(Written instruction):
Extract every line below that contains the word "Dupont".

[Start]

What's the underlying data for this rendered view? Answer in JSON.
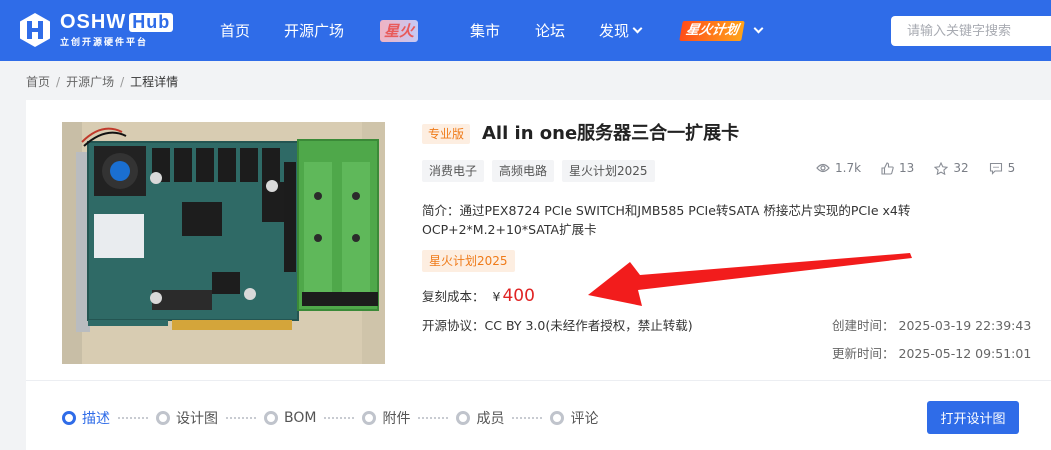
{
  "header": {
    "logo_brand": "OSHW",
    "logo_hub": "Hub",
    "logo_sub": "立创开源硬件平台",
    "nav": {
      "home": "首页",
      "plaza": "开源广场",
      "xinghuo_badge": "星火",
      "market": "集市",
      "forum": "论坛",
      "discover": "发现",
      "xinghuo_plan": "星火计划"
    },
    "search_placeholder": "请输入关键字搜索"
  },
  "breadcrumb": {
    "items": [
      "首页",
      "开源广场",
      "工程详情"
    ],
    "separator": "/"
  },
  "project": {
    "edition_tag": "专业版",
    "title": "All in one服务器三合一扩展卡",
    "tags": [
      "消费电子",
      "高频电路",
      "星火计划2025"
    ],
    "stats": {
      "views": "1.7k",
      "likes": "13",
      "stars": "32",
      "comments": "5"
    },
    "description": "简介：通过PEX8724 PCIe SWITCH和JMB585 PCIe转SATA 桥接芯片实现的PCIe x4转OCP+2*M.2+10*SATA扩展卡",
    "activity_tag": "星火计划2025",
    "cost_label": "复刻成本：",
    "currency": "¥",
    "cost_value": "400",
    "license_label": "开源协议：",
    "license_value": "CC BY 3.0(未经作者授权，禁止转载)",
    "created_label": "创建时间：",
    "created_value": "2025-03-19 22:39:43",
    "updated_label": "更新时间：",
    "updated_value": "2025-05-12 09:51:01"
  },
  "steps": [
    "描述",
    "设计图",
    "BOM",
    "附件",
    "成员",
    "评论"
  ],
  "open_button": "打开设计图",
  "colors": {
    "brand_blue": "#2f6ce8",
    "price_red": "#e02424",
    "tag_orange": "#ef7b1a",
    "arrow_red": "#f21c1c"
  }
}
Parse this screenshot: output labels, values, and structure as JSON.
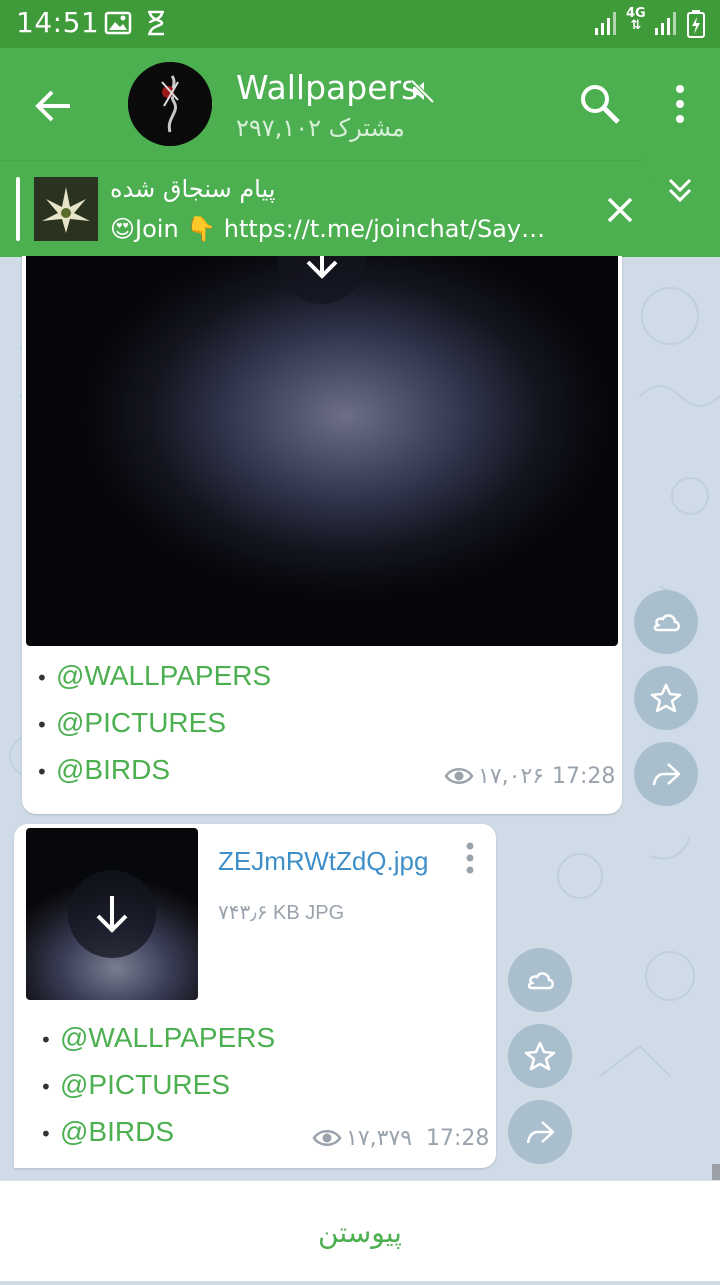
{
  "status_bar": {
    "time": "14:51",
    "icons": [
      "image-icon",
      "hourglass-icon",
      "signal-icon",
      "4g-icon",
      "signal-icon-2",
      "battery-charging-icon"
    ],
    "network_label": "4G"
  },
  "header": {
    "title": "Wallpapers",
    "subtitle": "۲۹۷,۱۰۲ مشترک",
    "muted": true
  },
  "pinned": {
    "title": "پیام سنجاق شده",
    "text": "😍Join 👇 https://t.me/joinchat/Say…"
  },
  "messages": [
    {
      "type": "photo",
      "tags": [
        "@WALLPAPERS",
        "@PICTURES",
        "@BIRDS"
      ],
      "views": "۱۷,۰۲۶",
      "time": "17:28"
    },
    {
      "type": "file",
      "file_name": "ZEJmRWtZdQ.jpg",
      "file_info": "۷۴۳٫۶ KB JPG",
      "tags": [
        "@WALLPAPERS",
        "@PICTURES",
        "@BIRDS"
      ],
      "views": "۱۷,۳۷۹",
      "time": "17:28"
    }
  ],
  "bottom": {
    "join_label": "پیوستن"
  },
  "colors": {
    "accent": "#4caf50",
    "status_bar": "#3f9a3a",
    "link": "#3f8fc8",
    "chat_bg": "#cfdbe6"
  }
}
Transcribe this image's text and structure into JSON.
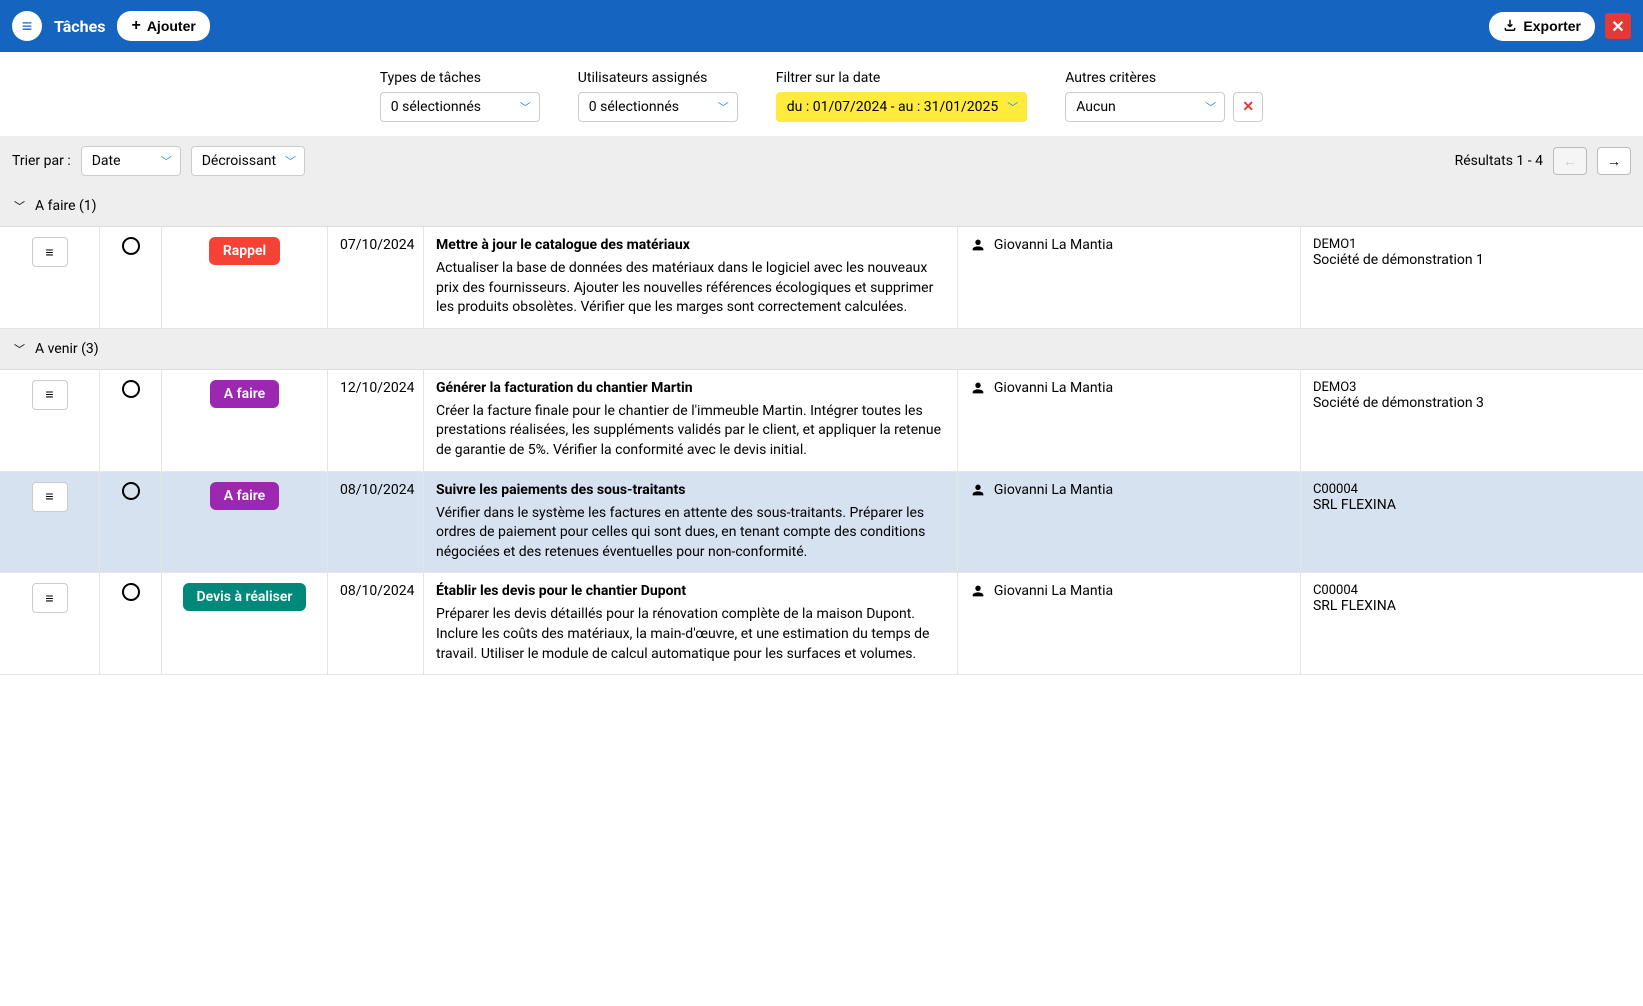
{
  "header": {
    "title": "Tâches",
    "add_label": "Ajouter",
    "export_label": "Exporter"
  },
  "filters": {
    "task_types": {
      "label": "Types de tâches",
      "value": "0 sélectionnés"
    },
    "assigned_users": {
      "label": "Utilisateurs assignés",
      "value": "0 sélectionnés"
    },
    "date_filter": {
      "label": "Filtrer sur la date",
      "value": "du : 01/07/2024 - au : 31/01/2025"
    },
    "other_criteria": {
      "label": "Autres critères",
      "value": "Aucun"
    }
  },
  "sortbar": {
    "label": "Trier par :",
    "field": "Date",
    "direction": "Décroissant",
    "results": "Résultats 1 - 4"
  },
  "groups": [
    {
      "label": "A faire (1)"
    },
    {
      "label": "A venir (3)"
    }
  ],
  "rows": [
    {
      "group": 0,
      "badge": {
        "text": "Rappel",
        "color": "red"
      },
      "date": "07/10/2024",
      "title": "Mettre à jour le catalogue des matériaux",
      "body": "Actualiser la base de données des matériaux dans le logiciel avec les nouveaux prix des fournisseurs. Ajouter les nouvelles références écologiques et supprimer les produits obsolètes. Vérifier que les marges sont correctement calculées.",
      "user": "Giovanni La Mantia",
      "company_code": "DEMO1",
      "company_name": "Société de démonstration 1",
      "highlighted": false
    },
    {
      "group": 1,
      "badge": {
        "text": "A faire",
        "color": "purple"
      },
      "date": "12/10/2024",
      "title": "Générer la facturation du chantier Martin",
      "body": "Créer la facture finale pour le chantier de l'immeuble Martin. Intégrer toutes les prestations réalisées, les suppléments validés par le client, et appliquer la retenue de garantie de 5%. Vérifier la conformité avec le devis initial.",
      "user": "Giovanni La Mantia",
      "company_code": "DEMO3",
      "company_name": "Société de démonstration 3",
      "highlighted": false
    },
    {
      "group": 1,
      "badge": {
        "text": "A faire",
        "color": "purple"
      },
      "date": "08/10/2024",
      "title": "Suivre les paiements des sous-traitants",
      "body": "Vérifier dans le système les factures en attente des sous-traitants. Préparer les ordres de paiement pour celles qui sont dues, en tenant compte des conditions négociées et des retenues éventuelles pour non-conformité.",
      "user": "Giovanni La Mantia",
      "company_code": "C00004",
      "company_name": "SRL FLEXINA",
      "highlighted": true
    },
    {
      "group": 1,
      "badge": {
        "text": "Devis à réaliser",
        "color": "teal"
      },
      "date": "08/10/2024",
      "title": "Établir les devis pour le chantier Dupont",
      "body": "Préparer les devis détaillés pour la rénovation complète de la maison Dupont. Inclure les coûts des matériaux, la main-d'œuvre, et une estimation du temps de travail. Utiliser le module de calcul automatique pour les surfaces et volumes.",
      "user": "Giovanni La Mantia",
      "company_code": "C00004",
      "company_name": "SRL FLEXINA",
      "highlighted": false
    }
  ]
}
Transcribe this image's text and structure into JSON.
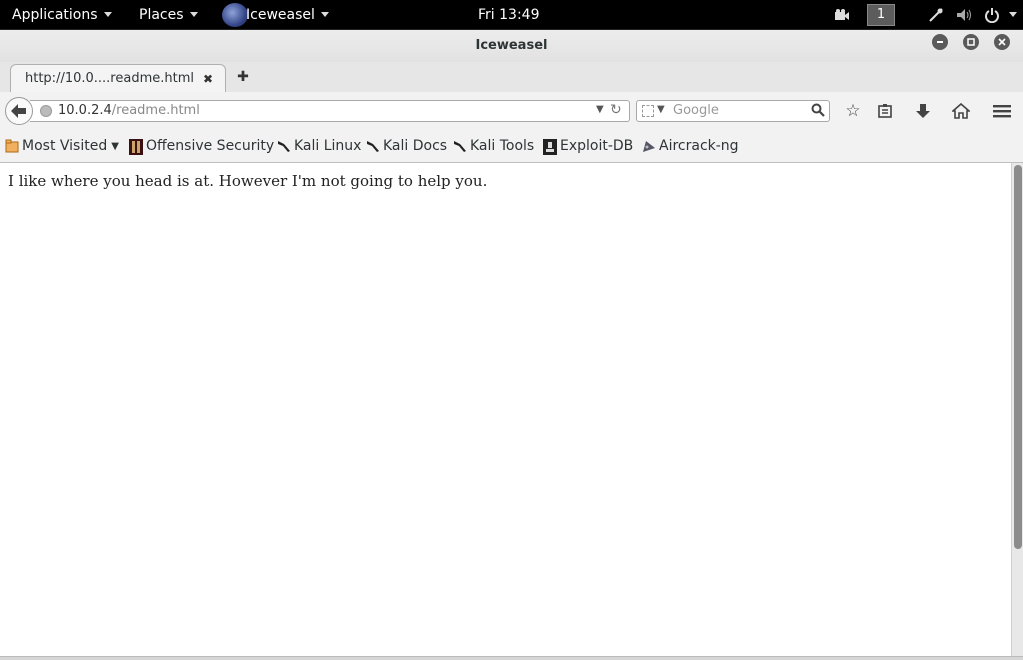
{
  "topbar": {
    "applications": "Applications",
    "places": "Places",
    "app_name": "Iceweasel",
    "clock": "Fri 13:49",
    "workspace": "1"
  },
  "window": {
    "title": "Iceweasel"
  },
  "tabs": [
    {
      "title": "http://10.0....readme.html"
    }
  ],
  "navbar": {
    "url_host": "10.0.2.4",
    "url_path": "/readme.html",
    "search_placeholder": "Google"
  },
  "bookmarks": {
    "most_visited": "Most Visited",
    "items": [
      {
        "label": "Offensive Security",
        "icon": "offsec-icon"
      },
      {
        "label": "Kali Linux",
        "icon": "kali-dragon-icon"
      },
      {
        "label": "Kali Docs",
        "icon": "kali-dragon-icon"
      },
      {
        "label": "Kali Tools",
        "icon": "kali-dragon-icon"
      },
      {
        "label": "Exploit-DB",
        "icon": "exploitdb-icon"
      },
      {
        "label": "Aircrack-ng",
        "icon": "aircrack-icon"
      }
    ]
  },
  "content": {
    "text": "I like where you head is at. However I'm not going to help you."
  }
}
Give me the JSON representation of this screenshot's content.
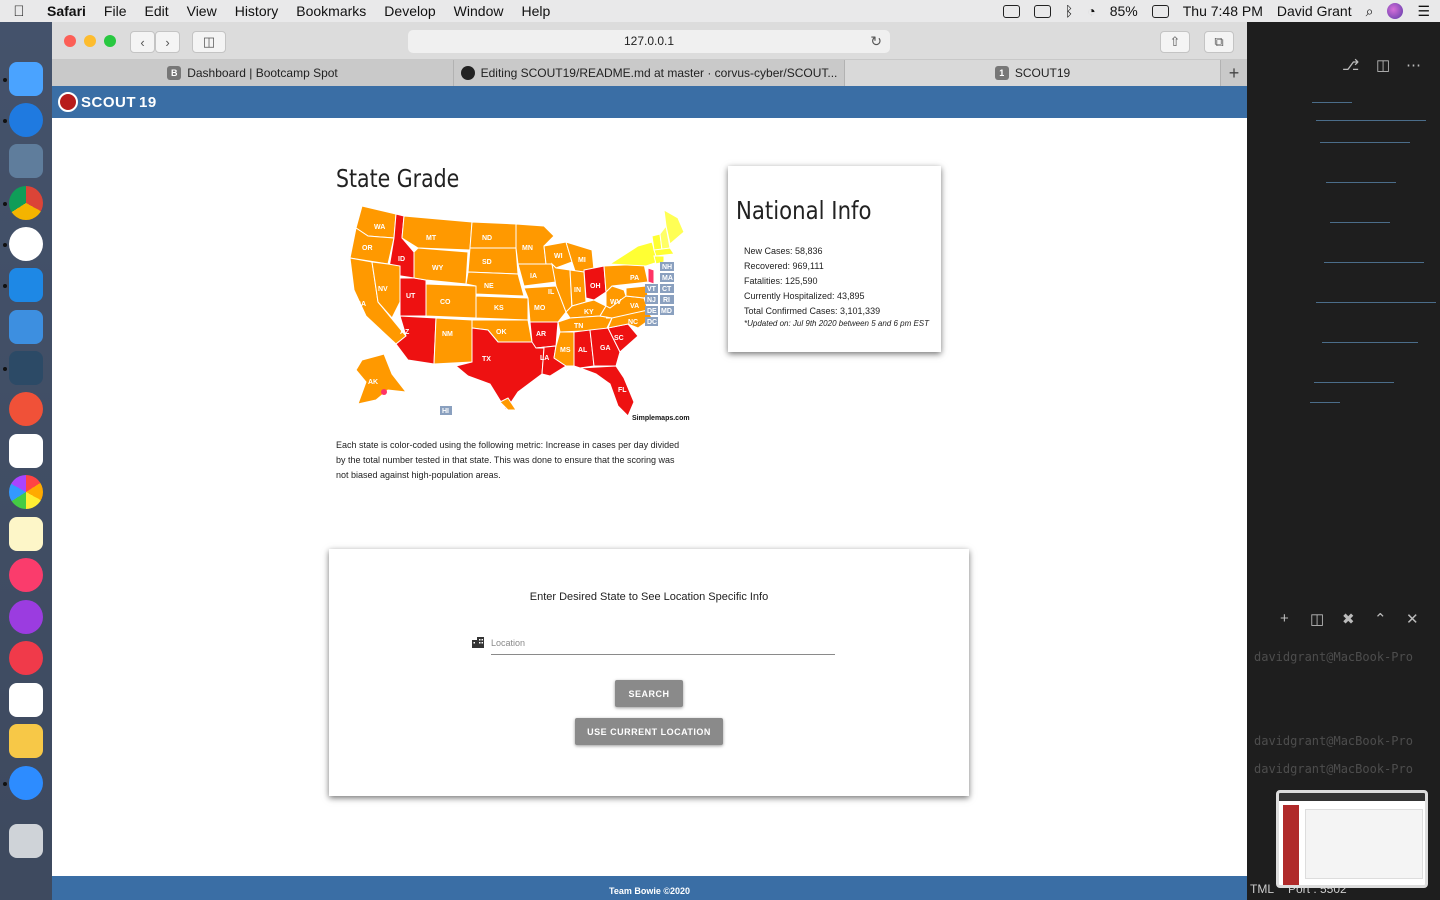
{
  "menubar": {
    "app": "Safari",
    "items": [
      "File",
      "Edit",
      "View",
      "History",
      "Bookmarks",
      "Develop",
      "Window",
      "Help"
    ],
    "battery": "85%",
    "clock": "Thu 7:48 PM",
    "user": "David Grant"
  },
  "browser": {
    "address": "127.0.0.1",
    "tabs": [
      {
        "label": "Dashboard | Bootcamp Spot",
        "favicon": "B"
      },
      {
        "label": "Editing SCOUT19/README.md at master · corvus-cyber/SCOUT...",
        "favicon": "github-icon"
      },
      {
        "label": "SCOUT19",
        "favicon": "1"
      }
    ]
  },
  "site": {
    "brand": "SCOUT",
    "brand_num": "19",
    "state_grade_title": "State Grade",
    "map_credit": "Simplemaps.com",
    "map_description": "Each state is color-coded using the following metric: Increase in cases per day divided by the total number tested in that state. This was done to ensure that the scoring was not biased against high-population areas.",
    "national": {
      "title": "National Info",
      "stats": [
        "New Cases: 58,836",
        "Recovered: 969,111",
        "Fatalities: 125,590",
        "Currently Hospitalized: 43,895",
        "Total Confirmed Cases: 3,101,339"
      ],
      "updated": "*Updated on: Jul 9th 2020 between 5 and 6 pm EST"
    },
    "search": {
      "prompt": "Enter Desired State to See Location Specific Info",
      "location_placeholder": "Location",
      "search_label": "SEARCH",
      "geo_label": "USE CURRENT LOCATION"
    },
    "footer": "Team Bowie ©2020"
  },
  "editor": {
    "terminal_lines": [
      "davidgrant@MacBook-Pro",
      "davidgrant@MacBook-Pro",
      "davidgrant@MacBook-Pro"
    ],
    "status_left": "TML",
    "status_port": "Port : 5502"
  },
  "colors": {
    "nav": "#3a6ea5",
    "grade_orange": "#ff9900",
    "grade_red": "#ee1111",
    "grade_yellow": "#ffff33",
    "button_gray": "#8a8a8a"
  }
}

[End]

(Result for this exercise):
      "title": "Établir les devis pour le chantier Dupont",
      "body": "Préparer les devis détaillés pour la rénovation complète de la maison Dupont. Inclure les coûts des matériaux, la main-d'œuvre, et une estimation du temps de travail. Utiliser le module de calcul automatique pour les surfaces et volumes.",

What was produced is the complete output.